[Dataset excerpts]
--*--
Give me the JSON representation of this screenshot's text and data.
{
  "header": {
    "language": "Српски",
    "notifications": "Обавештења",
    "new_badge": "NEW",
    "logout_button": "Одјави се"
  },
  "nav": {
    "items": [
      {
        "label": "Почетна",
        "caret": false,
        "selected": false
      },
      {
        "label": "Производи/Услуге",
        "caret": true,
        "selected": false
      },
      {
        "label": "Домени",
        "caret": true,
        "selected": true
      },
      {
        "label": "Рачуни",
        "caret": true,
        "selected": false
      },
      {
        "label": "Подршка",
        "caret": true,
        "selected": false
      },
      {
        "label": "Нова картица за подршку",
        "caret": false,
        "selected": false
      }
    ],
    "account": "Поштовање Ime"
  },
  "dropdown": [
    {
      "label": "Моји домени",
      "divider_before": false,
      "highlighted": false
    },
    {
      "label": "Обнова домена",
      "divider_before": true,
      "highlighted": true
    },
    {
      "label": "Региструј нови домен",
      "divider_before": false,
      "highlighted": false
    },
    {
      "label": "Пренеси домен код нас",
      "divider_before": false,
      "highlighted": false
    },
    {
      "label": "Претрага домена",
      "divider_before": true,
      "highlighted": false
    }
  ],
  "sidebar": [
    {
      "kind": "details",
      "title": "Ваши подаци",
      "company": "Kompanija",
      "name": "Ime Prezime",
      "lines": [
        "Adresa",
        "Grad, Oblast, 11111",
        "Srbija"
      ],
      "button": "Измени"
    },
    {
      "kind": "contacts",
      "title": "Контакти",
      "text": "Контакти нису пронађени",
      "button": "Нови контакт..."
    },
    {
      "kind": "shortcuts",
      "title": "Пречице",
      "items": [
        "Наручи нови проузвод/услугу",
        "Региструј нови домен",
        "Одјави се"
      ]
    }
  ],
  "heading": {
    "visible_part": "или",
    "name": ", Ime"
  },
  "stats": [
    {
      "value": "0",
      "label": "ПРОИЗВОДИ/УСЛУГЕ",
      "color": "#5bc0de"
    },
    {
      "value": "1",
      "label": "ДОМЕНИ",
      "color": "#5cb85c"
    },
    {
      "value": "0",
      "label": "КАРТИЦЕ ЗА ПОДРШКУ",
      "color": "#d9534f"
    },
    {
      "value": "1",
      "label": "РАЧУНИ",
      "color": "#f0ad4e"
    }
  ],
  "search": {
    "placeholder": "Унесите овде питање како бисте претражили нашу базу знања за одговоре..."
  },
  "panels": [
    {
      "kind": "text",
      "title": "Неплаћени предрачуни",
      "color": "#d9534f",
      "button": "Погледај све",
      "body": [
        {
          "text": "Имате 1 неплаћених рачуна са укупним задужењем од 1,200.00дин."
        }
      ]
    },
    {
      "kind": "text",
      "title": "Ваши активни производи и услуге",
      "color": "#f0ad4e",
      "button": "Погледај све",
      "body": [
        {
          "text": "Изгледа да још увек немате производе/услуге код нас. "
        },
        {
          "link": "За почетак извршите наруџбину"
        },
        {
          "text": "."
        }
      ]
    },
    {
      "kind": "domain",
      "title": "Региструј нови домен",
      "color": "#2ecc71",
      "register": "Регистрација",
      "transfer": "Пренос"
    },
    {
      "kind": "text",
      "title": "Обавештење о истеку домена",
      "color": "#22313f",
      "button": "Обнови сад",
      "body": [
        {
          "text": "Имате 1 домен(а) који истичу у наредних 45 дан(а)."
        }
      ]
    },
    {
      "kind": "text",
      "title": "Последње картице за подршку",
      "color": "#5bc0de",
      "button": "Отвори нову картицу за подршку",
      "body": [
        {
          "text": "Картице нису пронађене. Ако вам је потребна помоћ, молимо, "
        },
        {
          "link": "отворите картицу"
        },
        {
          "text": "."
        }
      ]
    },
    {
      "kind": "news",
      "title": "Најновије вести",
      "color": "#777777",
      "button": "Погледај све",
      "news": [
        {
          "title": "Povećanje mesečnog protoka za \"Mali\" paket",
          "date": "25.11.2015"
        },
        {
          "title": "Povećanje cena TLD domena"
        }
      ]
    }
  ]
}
--*--
*GOAL*. From the data above, work out how many lines hold "link". Answer with the number alone.

*EXERCISE RESPONSE*. 2